══ DATA SECTION
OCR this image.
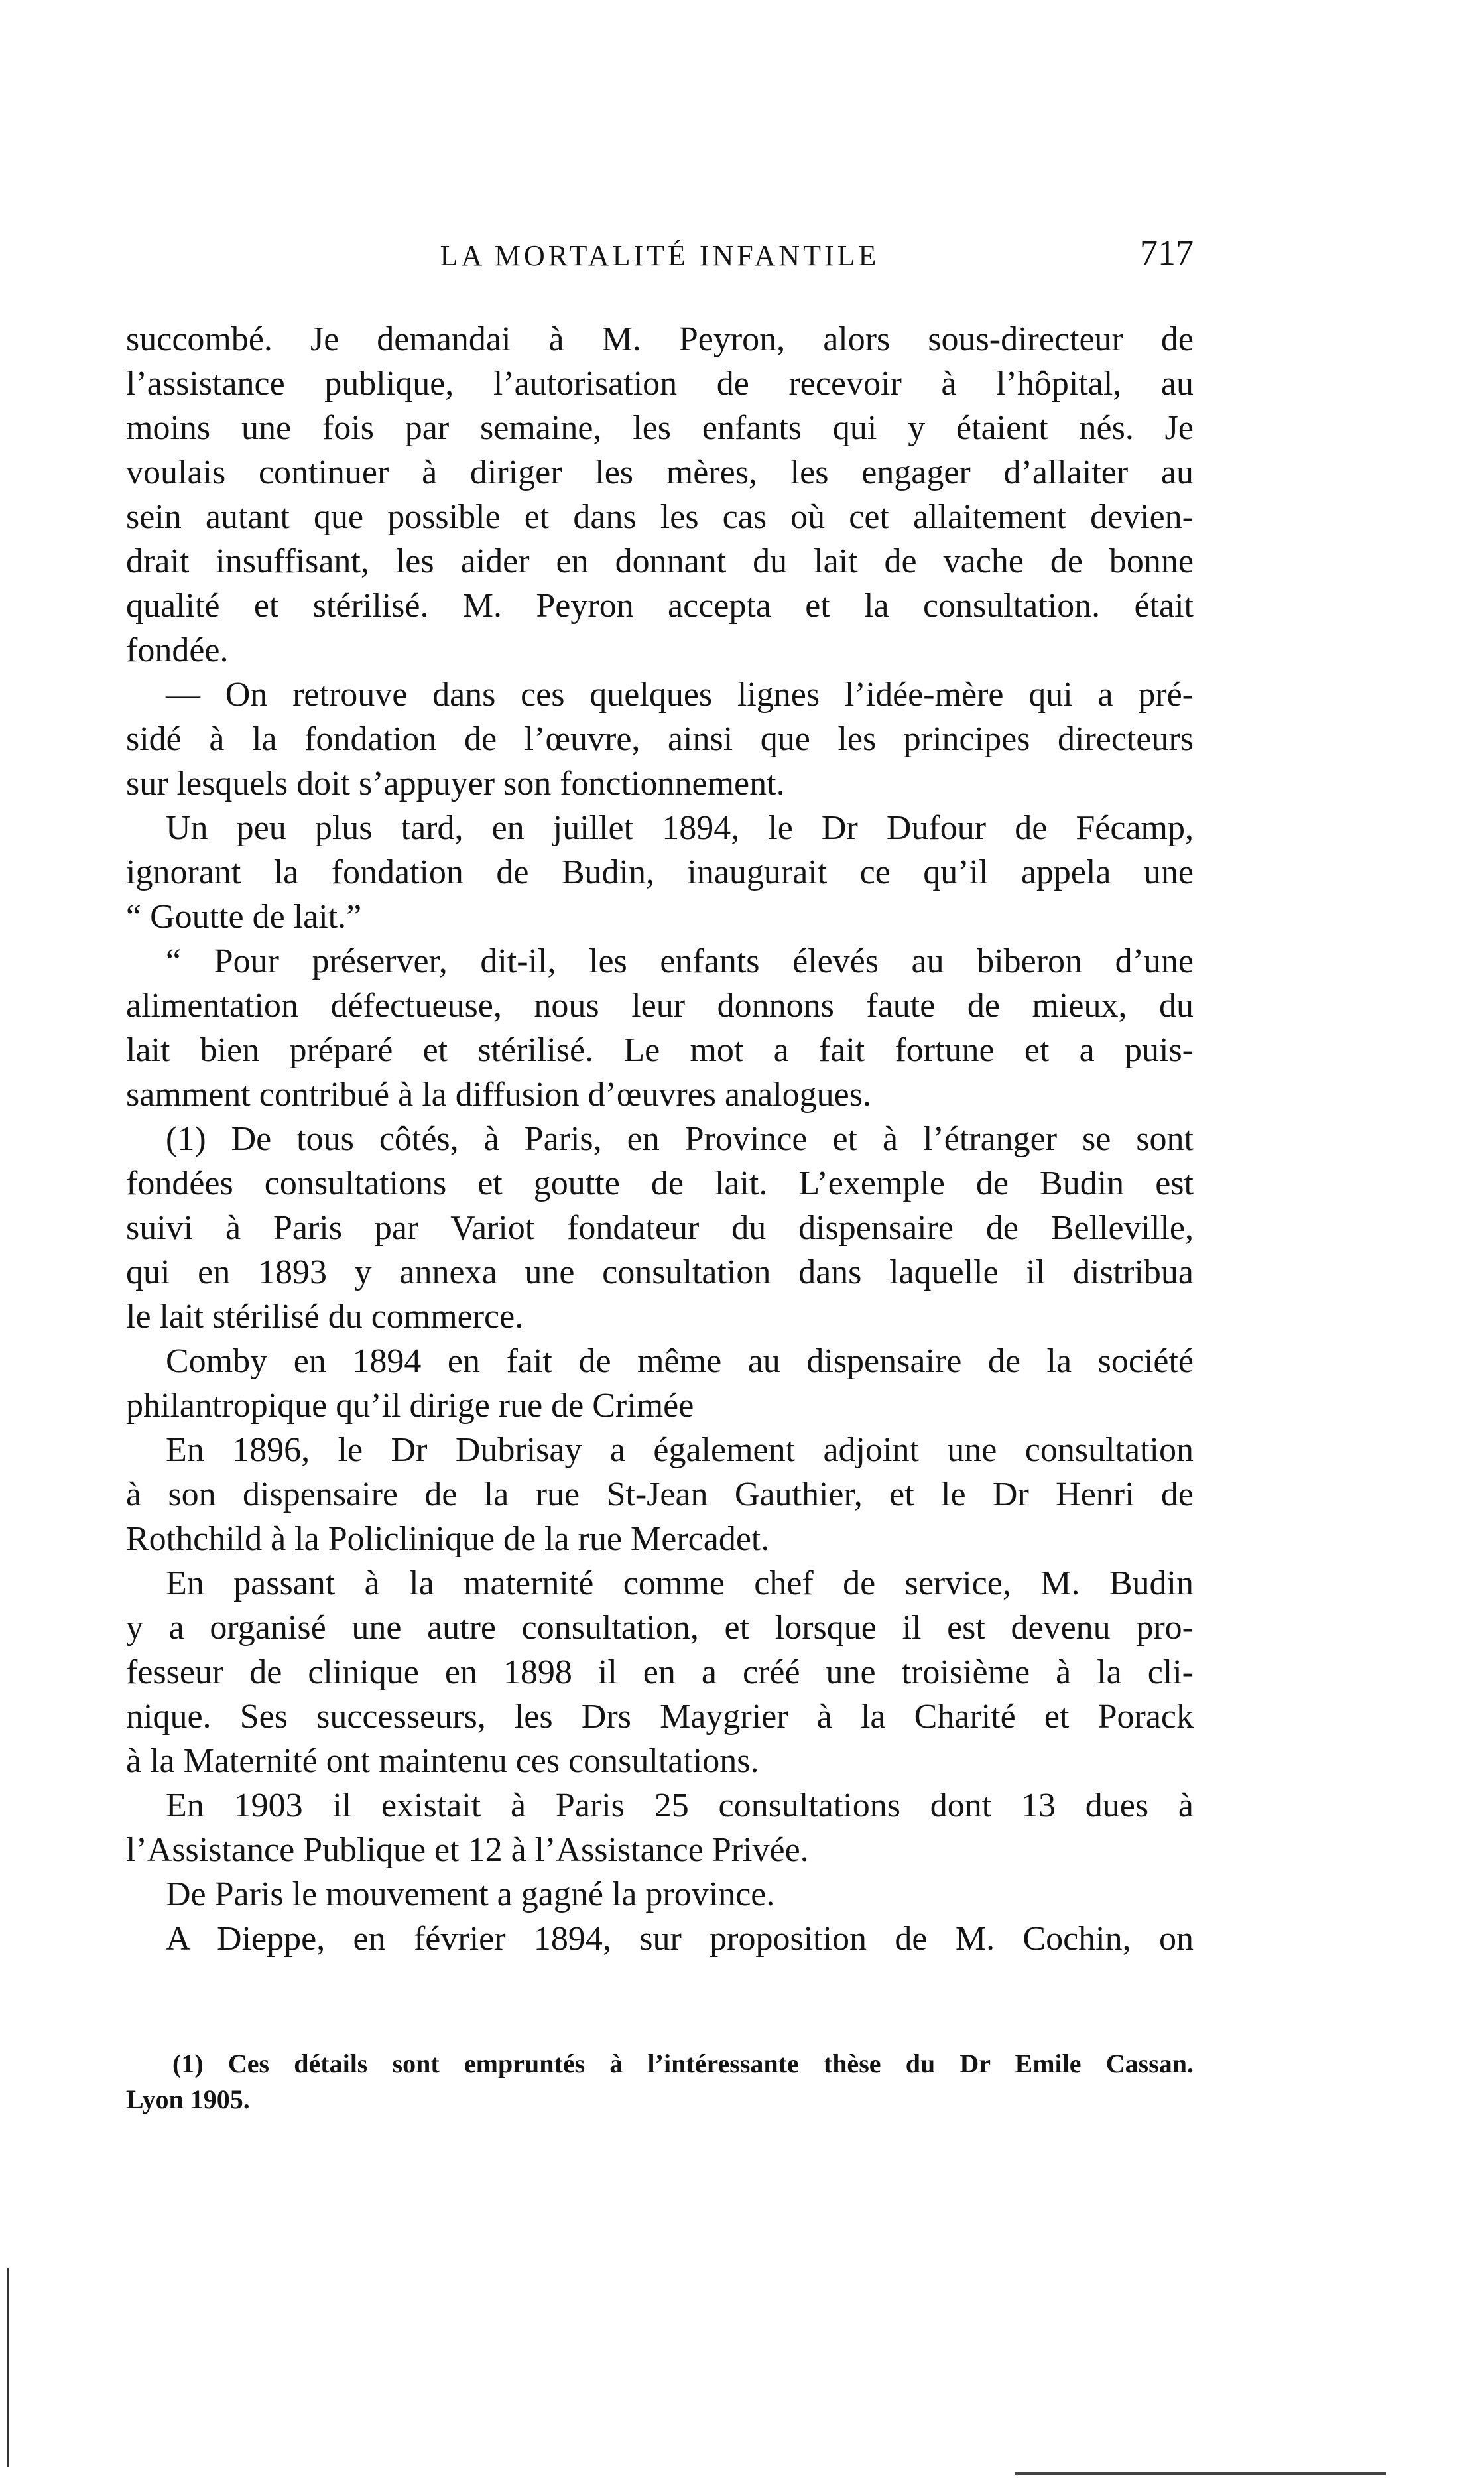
LA MORTALITÉ INFANTILE	717
succombé. Je demandai à M. Peyron, alors sous-directeur de
l’assistance publique, l’autorisation de recevoir à l’hôpital, au
moins une fois par semaine, les enfants qui y étaient nés. Je
voulais continuer à diriger les mères, les engager d’allaiter au
sein autant que possible et dans les cas où cet allaitement devien-
drait insuffisant, les aider en donnant du lait de vache de bonne
qualité et stérilisé. M. Peyron accepta et la consultation. était
fondée.
— On retrouve dans ces quelques lignes l’idée-mère qui a pré-
sidé à la fondation de l’œuvre, ainsi que les principes directeurs
sur lesquels doit s’appuyer son fonctionnement.
Un peu plus tard, en juillet 1894, le Dr Dufour de Fécamp,
ignorant la fondation de Budin, inaugurait ce qu’il appela une
“ Goutte de lait.”
“ Pour préserver, dit-il, les enfants élevés au biberon d’une
alimentation défectueuse, nous leur donnons faute de mieux, du
lait bien préparé et stérilisé. Le mot a fait fortune et a puis-
samment contribué à la diffusion d’œuvres analogues.
(1) De tous côtés, à Paris, en Province et à l’étranger se sont
fondées consultations et goutte de lait. L’exemple de Budin est
suivi à Paris par Variot fondateur du dispensaire de Belleville,
qui en 1893 y annexa une consultation dans laquelle il distribua
le lait stérilisé du commerce.
Comby en 1894 en fait de même au dispensaire de la société
philantropique qu’il dirige rue de Crimée
En 1896, le Dr Dubrisay a également adjoint une consultation
à son dispensaire de la rue St-Jean Gauthier, et le Dr Henri de
Rothchild à la Policlinique de la rue Mercadet.
En passant à la maternité comme chef de service, M. Budin
y a organisé une autre consultation, et lorsque il est devenu pro-
fesseur de clinique en 1898 il en a créé une troisième à la cli-
nique. Ses successeurs, les Drs Maygrier à la Charité et Porack
à la Maternité ont maintenu ces consultations.
En 1903 il existait à Paris 25 consultations dont 13 dues à
l’Assistance Publique et 12 à l’Assistance Privée.
De Paris le mouvement a gagné la province.
A Dieppe, en février 1894, sur proposition de M. Cochin, on
(1) Ces détails sont empruntés à l’intéressante thèse du Dr Emile Cassan.
Lyon 1905.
════
→ **STATED GOAL**: Copy every line that contains the string "dispensaire".

→ **ANSWER BELOW**:
suivi à Paris par Variot fondateur du dispensaire de Belleville,
Comby en 1894 en fait de même au dispensaire de la société
à son dispensaire de la rue St-Jean Gauthier, et le Dr Henri de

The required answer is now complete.